Box annotation data:
begin

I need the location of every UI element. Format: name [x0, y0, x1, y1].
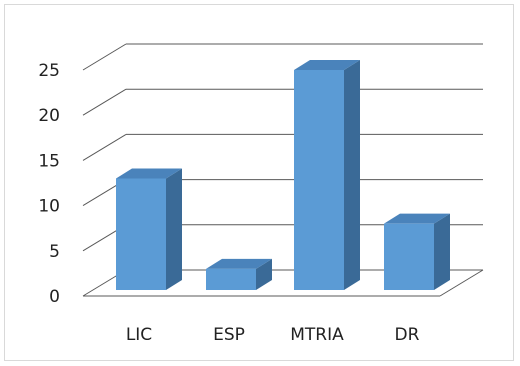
bar: [206, 258, 272, 290]
y-tick-label: 15: [38, 151, 60, 171]
bar-side: [344, 60, 360, 290]
y-tick-label: 25: [38, 61, 60, 81]
bar: [384, 213, 450, 290]
bar-front: [294, 70, 344, 290]
bar: [116, 168, 182, 290]
y-tick-label: 10: [38, 197, 60, 217]
chart-labels: 0 5 10 15 20 25 LIC ESP MTRIA DR: [38, 61, 419, 345]
y-tick-label: 0: [49, 287, 60, 307]
bar-front: [116, 178, 166, 290]
bar-top: [384, 213, 450, 224]
x-category-label: MTRIA: [290, 325, 344, 345]
bar-side: [434, 213, 450, 290]
bar-front: [206, 268, 256, 290]
chart-frame: [4, 4, 514, 361]
bar-front: [384, 223, 434, 290]
x-category-label: ESP: [213, 325, 245, 345]
y-tick-label: 5: [49, 242, 60, 262]
y-tick-label: 20: [38, 106, 60, 126]
x-category-label: LIC: [126, 325, 152, 345]
gridline-diagonal: [82, 88, 127, 116]
floor-edge-side: [439, 269, 484, 297]
bar-side: [256, 258, 272, 290]
bar-top: [206, 258, 272, 269]
x-category-label: DR: [395, 325, 420, 345]
bar-side: [166, 168, 182, 290]
gridline-diagonal: [82, 43, 127, 71]
bar: [294, 60, 360, 290]
bar-top: [294, 60, 360, 70]
gridline-diagonal: [82, 133, 127, 161]
chart-bars: [116, 60, 450, 290]
bar-top: [116, 168, 182, 179]
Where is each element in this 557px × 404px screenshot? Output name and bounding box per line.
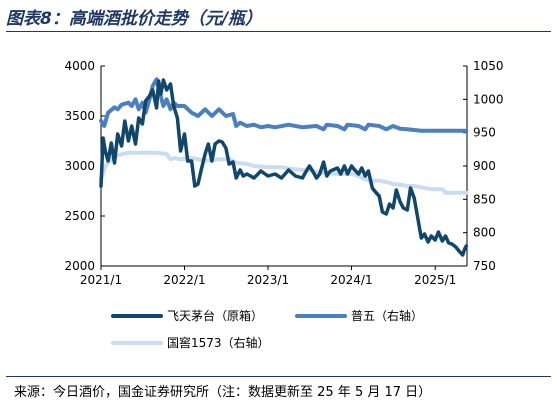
x-tick-label: 2021/1 [80, 273, 122, 287]
x-tick-label: 2022/1 [163, 273, 205, 287]
title-divider [6, 31, 551, 32]
left-tick-label: 2500 [64, 209, 95, 223]
right-tick-label: 1000 [473, 92, 504, 106]
right-tick-label: 1050 [473, 59, 504, 73]
chart-axes: 2000 2500 3000 3500 4000 750 800 850 900 950 1000 1… [64, 59, 503, 287]
x-tick-label: 2025/1 [414, 273, 456, 287]
x-tick-label: 2023/1 [247, 273, 289, 287]
left-tick-label: 2000 [64, 259, 95, 273]
series-line-1 [99, 77, 469, 133]
right-tick-label: 750 [473, 259, 496, 273]
x-tick-label: 2024/1 [330, 273, 372, 287]
right-tick-label: 900 [473, 159, 496, 173]
source-divider [6, 376, 551, 377]
legend-label-1: 普五（右轴） [351, 308, 423, 323]
series-line-2 [99, 150, 469, 195]
right-tick-label: 950 [473, 126, 496, 140]
right-tick-label: 850 [473, 192, 496, 206]
source-note: 来源：今日酒价，国金证券研究所（注：数据更新至 25 年 5 月 17 日） [14, 385, 432, 400]
legend-label-2: 国窖1573（右轴） [167, 335, 270, 350]
chart-series [99, 77, 469, 257]
legend-label-0: 飞天茅台（原箱） [167, 308, 263, 323]
left-tick-label: 3500 [64, 109, 95, 123]
chart-title: 图表8：高端酒批价走势（元/瓶） [6, 9, 263, 29]
price-trend-chart: 2000 2500 3000 3500 4000 750 800 850 900 950 1000 1… [64, 59, 503, 350]
left-tick-label: 3000 [64, 159, 95, 173]
series-line-0 [99, 78, 469, 257]
right-tick-label: 800 [473, 226, 496, 240]
left-tick-label: 4000 [64, 59, 95, 73]
chart-legend: 飞天茅台（原箱） 普五（右轴） 国窖1573（右轴） [111, 308, 423, 350]
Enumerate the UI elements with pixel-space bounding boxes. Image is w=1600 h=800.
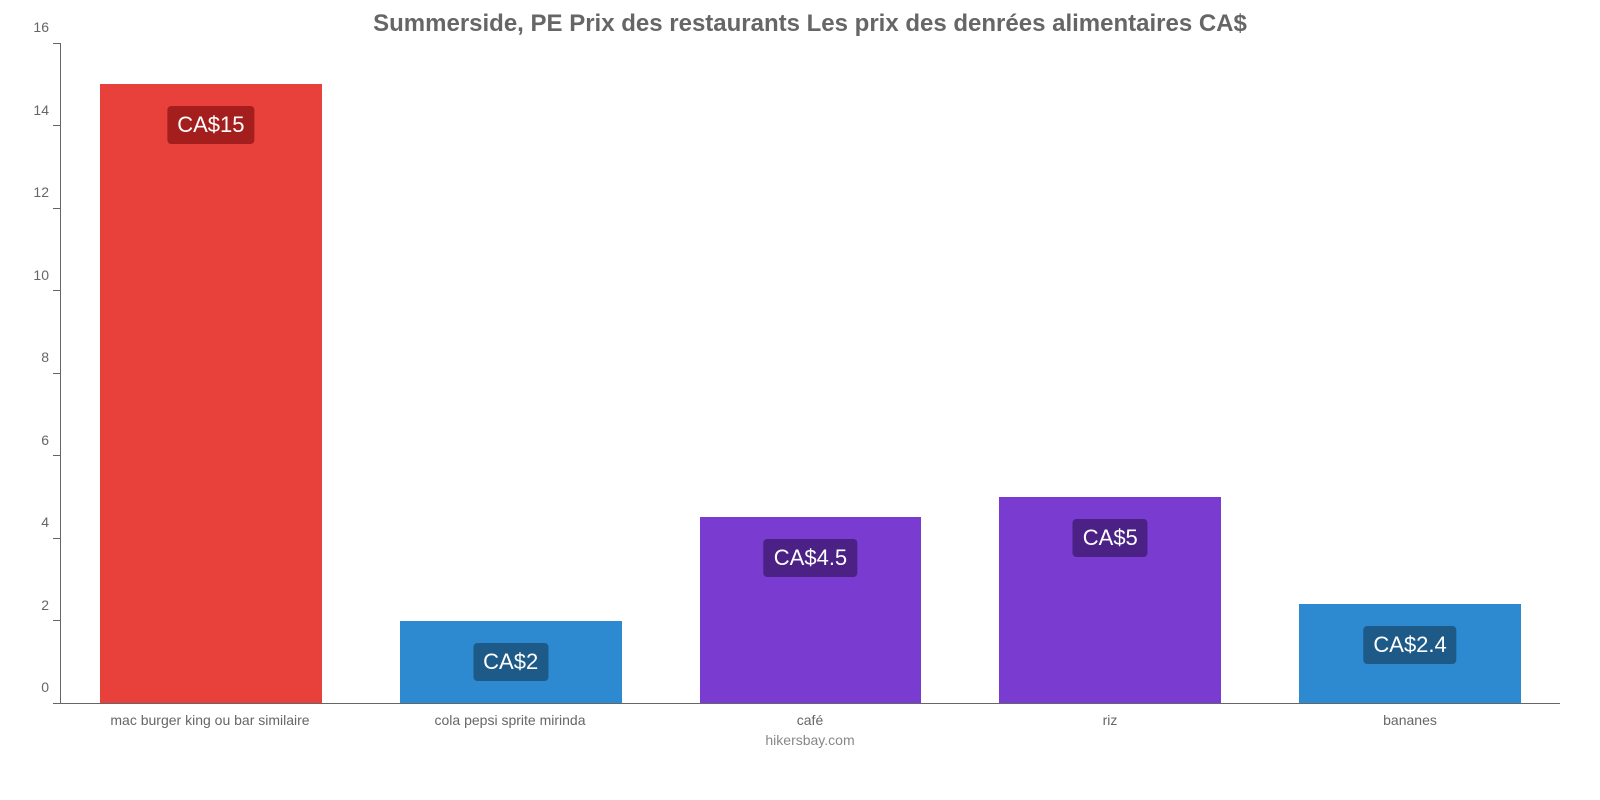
plot-area: 0246810121416 CA$15CA$2CA$4.5CA$5CA$2.4 <box>60 44 1560 704</box>
y-tick <box>53 43 61 44</box>
y-tick <box>53 703 61 704</box>
y-tick <box>53 125 61 126</box>
y-tick <box>53 373 61 374</box>
bar-slot: CA$15 <box>61 44 361 703</box>
y-tick-label: 10 <box>33 267 49 283</box>
x-label: café <box>660 712 960 728</box>
bar-slot: CA$2.4 <box>1260 44 1560 703</box>
y-tick <box>53 455 61 456</box>
y-tick-label: 2 <box>41 597 49 613</box>
x-label: riz <box>960 712 1260 728</box>
x-label: bananes <box>1260 712 1560 728</box>
y-tick <box>53 538 61 539</box>
y-tick-label: 6 <box>41 432 49 448</box>
y-tick <box>53 290 61 291</box>
bar-slot: CA$2 <box>361 44 661 703</box>
price-bar-chart: Summerside, PE Prix des restaurants Les … <box>0 0 1600 800</box>
value-label: CA$5 <box>1073 519 1148 557</box>
value-label: CA$2.4 <box>1363 626 1456 664</box>
bar <box>100 84 322 703</box>
value-label: CA$15 <box>167 106 254 144</box>
bars-container: CA$15 CA$2 CA$4.5 CA$5 CA$2.4 <box>61 44 1560 703</box>
bar-slot: CA$5 <box>960 44 1260 703</box>
y-tick-label: 8 <box>41 349 49 365</box>
chart-title: Summerside, PE Prix des restaurants Les … <box>60 10 1560 38</box>
value-label: CA$2 <box>473 643 548 681</box>
y-tick-label: 14 <box>33 102 49 118</box>
bar-slot: CA$4.5 <box>661 44 961 703</box>
y-tick-label: 16 <box>33 19 49 35</box>
y-tick-label: 4 <box>41 514 49 530</box>
y-tick-label: 12 <box>33 184 49 200</box>
value-label: CA$4.5 <box>764 539 857 577</box>
x-label: mac burger king ou bar similaire <box>60 712 360 728</box>
x-axis-labels: mac burger king ou bar similairecola pep… <box>60 712 1560 728</box>
y-tick-label: 0 <box>41 679 49 695</box>
x-label: cola pepsi sprite mirinda <box>360 712 660 728</box>
y-tick <box>53 208 61 209</box>
chart-footer: hikersbay.com <box>60 732 1560 748</box>
y-tick <box>53 620 61 621</box>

end

### Work to do
Reproduce every line of the data above word for word, without the picture placeholders.

### Result for this task
I need the location of every UI element. Format: name [x0, y0, x1, y1].
bar: [206, 258, 272, 290]
y-tick-label: 15: [38, 151, 60, 171]
bar-side: [344, 60, 360, 290]
y-tick-label: 25: [38, 61, 60, 81]
bar: [384, 213, 450, 290]
bar-front: [294, 70, 344, 290]
bar: [116, 168, 182, 290]
y-tick-label: 10: [38, 197, 60, 217]
chart-labels: 0 5 10 15 20 25 LIC ESP MTRIA DR: [38, 61, 419, 345]
y-tick-label: 0: [49, 287, 60, 307]
bar-front: [116, 178, 166, 290]
bar-top: [384, 213, 450, 224]
x-category-label: MTRIA: [290, 325, 344, 345]
bar-side: [434, 213, 450, 290]
bar-front: [206, 268, 256, 290]
chart-frame: [4, 4, 514, 361]
bar-front: [384, 223, 434, 290]
x-category-label: ESP: [213, 325, 245, 345]
y-tick-label: 5: [49, 242, 60, 262]
y-tick-label: 20: [38, 106, 60, 126]
x-category-label: LIC: [126, 325, 152, 345]
gridline-diagonal: [82, 88, 127, 116]
floor-edge-side: [439, 269, 484, 297]
bar-side: [256, 258, 272, 290]
bar-top: [206, 258, 272, 269]
x-category-label: DR: [395, 325, 420, 345]
bar-side: [166, 168, 182, 290]
gridline-diagonal: [82, 43, 127, 71]
bar: [294, 60, 360, 290]
bar-top: [294, 60, 360, 70]
gridline-diagonal: [82, 133, 127, 161]
chart-bars: [116, 60, 450, 290]
bar-top: [116, 168, 182, 179]
Where is each element in this 557px × 404px screenshot? Output name and bounding box per line.
x-tick-label: 2021/1 [80, 273, 122, 287]
x-tick-label: 2022/1 [163, 273, 205, 287]
title-divider [6, 31, 551, 32]
left-tick-label: 2500 [64, 209, 95, 223]
right-tick-label: 1000 [473, 92, 504, 106]
right-tick-label: 1050 [473, 59, 504, 73]
chart-axes: 2000 2500 3000 3500 4000 750 800 850 900 950 1000 1… [64, 59, 503, 287]
x-tick-label: 2025/1 [414, 273, 456, 287]
x-tick-label: 2023/1 [247, 273, 289, 287]
left-tick-label: 2000 [64, 259, 95, 273]
series-line-1 [99, 77, 469, 133]
right-tick-label: 750 [473, 259, 496, 273]
x-tick-label: 2024/1 [330, 273, 372, 287]
right-tick-label: 900 [473, 159, 496, 173]
source-divider [6, 376, 551, 377]
legend-label-1: 普五（右轴） [351, 308, 423, 323]
series-line-2 [99, 150, 469, 195]
right-tick-label: 950 [473, 126, 496, 140]
right-tick-label: 850 [473, 192, 496, 206]
source-note: 来源：今日酒价，国金证券研究所（注：数据更新至 25 年 5 月 17 日） [14, 385, 432, 400]
legend-label-2: 国窖1573（右轴） [167, 335, 270, 350]
chart-series [99, 77, 469, 257]
legend-label-0: 飞天茅台（原箱） [167, 308, 263, 323]
left-tick-label: 3500 [64, 109, 95, 123]
chart-title: 图表8：高端酒批价走势（元/瓶） [6, 9, 263, 29]
price-trend-chart: 2000 2500 3000 3500 4000 750 800 850 900 950 1000 1… [64, 59, 503, 350]
left-tick-label: 3000 [64, 159, 95, 173]
series-line-0 [99, 78, 469, 257]
right-tick-label: 800 [473, 226, 496, 240]
left-tick-label: 4000 [64, 59, 95, 73]
chart-legend: 飞天茅台（原箱） 普五（右轴） 国窖1573（右轴） [111, 308, 423, 350]
Enumerate the UI elements with pixel-space bounding boxes. Image is w=1600 h=800.
plot-area: 0246810121416 CA$15CA$2CA$4.5CA$5CA$2.4 <box>60 44 1560 704</box>
y-tick <box>53 43 61 44</box>
y-tick <box>53 703 61 704</box>
y-tick <box>53 125 61 126</box>
y-tick <box>53 373 61 374</box>
bar-slot: CA$15 <box>61 44 361 703</box>
y-tick-label: 10 <box>33 267 49 283</box>
x-label: café <box>660 712 960 728</box>
bar-slot: CA$2.4 <box>1260 44 1560 703</box>
y-tick <box>53 455 61 456</box>
y-tick-label: 2 <box>41 597 49 613</box>
x-label: riz <box>960 712 1260 728</box>
x-label: bananes <box>1260 712 1560 728</box>
y-tick <box>53 538 61 539</box>
y-tick-label: 6 <box>41 432 49 448</box>
y-tick <box>53 290 61 291</box>
bar-slot: CA$2 <box>361 44 661 703</box>
price-bar-chart: Summerside, PE Prix des restaurants Les … <box>0 0 1600 800</box>
value-label: CA$5 <box>1073 519 1148 557</box>
value-label: CA$2.4 <box>1363 626 1456 664</box>
bar <box>100 84 322 703</box>
value-label: CA$15 <box>167 106 254 144</box>
bars-container: CA$15 CA$2 CA$4.5 CA$5 CA$2.4 <box>61 44 1560 703</box>
bar-slot: CA$5 <box>960 44 1260 703</box>
y-tick-label: 8 <box>41 349 49 365</box>
chart-title: Summerside, PE Prix des restaurants Les … <box>60 10 1560 38</box>
value-label: CA$2 <box>473 643 548 681</box>
y-tick-label: 14 <box>33 102 49 118</box>
bar-slot: CA$4.5 <box>661 44 961 703</box>
y-tick-label: 16 <box>33 19 49 35</box>
y-tick-label: 4 <box>41 514 49 530</box>
y-tick-label: 12 <box>33 184 49 200</box>
value-label: CA$4.5 <box>764 539 857 577</box>
x-label: mac burger king ou bar similaire <box>60 712 360 728</box>
x-axis-labels: mac burger king ou bar similairecola pep… <box>60 712 1560 728</box>
y-tick-label: 0 <box>41 679 49 695</box>
x-label: cola pepsi sprite mirinda <box>360 712 660 728</box>
y-tick <box>53 208 61 209</box>
chart-footer: hikersbay.com <box>60 732 1560 748</box>
y-tick <box>53 620 61 621</box>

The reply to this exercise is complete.